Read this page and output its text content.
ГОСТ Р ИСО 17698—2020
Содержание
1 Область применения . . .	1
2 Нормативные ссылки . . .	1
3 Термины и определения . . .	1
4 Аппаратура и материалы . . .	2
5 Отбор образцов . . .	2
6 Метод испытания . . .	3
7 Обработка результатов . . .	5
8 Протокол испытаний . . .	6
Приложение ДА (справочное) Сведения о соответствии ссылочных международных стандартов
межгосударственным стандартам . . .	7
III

+--

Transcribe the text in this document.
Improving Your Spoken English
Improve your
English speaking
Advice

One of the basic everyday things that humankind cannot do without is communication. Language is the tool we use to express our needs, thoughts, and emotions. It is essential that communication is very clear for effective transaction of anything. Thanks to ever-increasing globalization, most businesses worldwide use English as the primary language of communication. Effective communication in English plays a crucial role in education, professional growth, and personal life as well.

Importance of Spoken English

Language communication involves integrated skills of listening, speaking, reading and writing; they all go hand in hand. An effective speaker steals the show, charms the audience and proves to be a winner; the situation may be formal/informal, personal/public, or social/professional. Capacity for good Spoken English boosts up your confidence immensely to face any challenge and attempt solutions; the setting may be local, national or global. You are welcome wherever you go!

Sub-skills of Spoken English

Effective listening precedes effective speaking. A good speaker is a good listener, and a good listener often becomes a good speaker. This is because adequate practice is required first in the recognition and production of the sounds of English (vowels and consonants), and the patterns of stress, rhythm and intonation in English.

+--

In the listing, find all lines with the string "skills" and copy them.

#### Answer to this task
Language communication involves integrated skills of listening, speaking, reading and writing; they all go hand in hand. An effective speaker steals the show, charms the audience and proves to be a winner; the situation may be formal/informal, personal/public, or social/professional. Capacity for good Spoken English boosts up your confidence immensely to face any challenge and attempt solutions; the setting may be local, national or global. You are welcome wherever you go!
Sub-skills of Spoken English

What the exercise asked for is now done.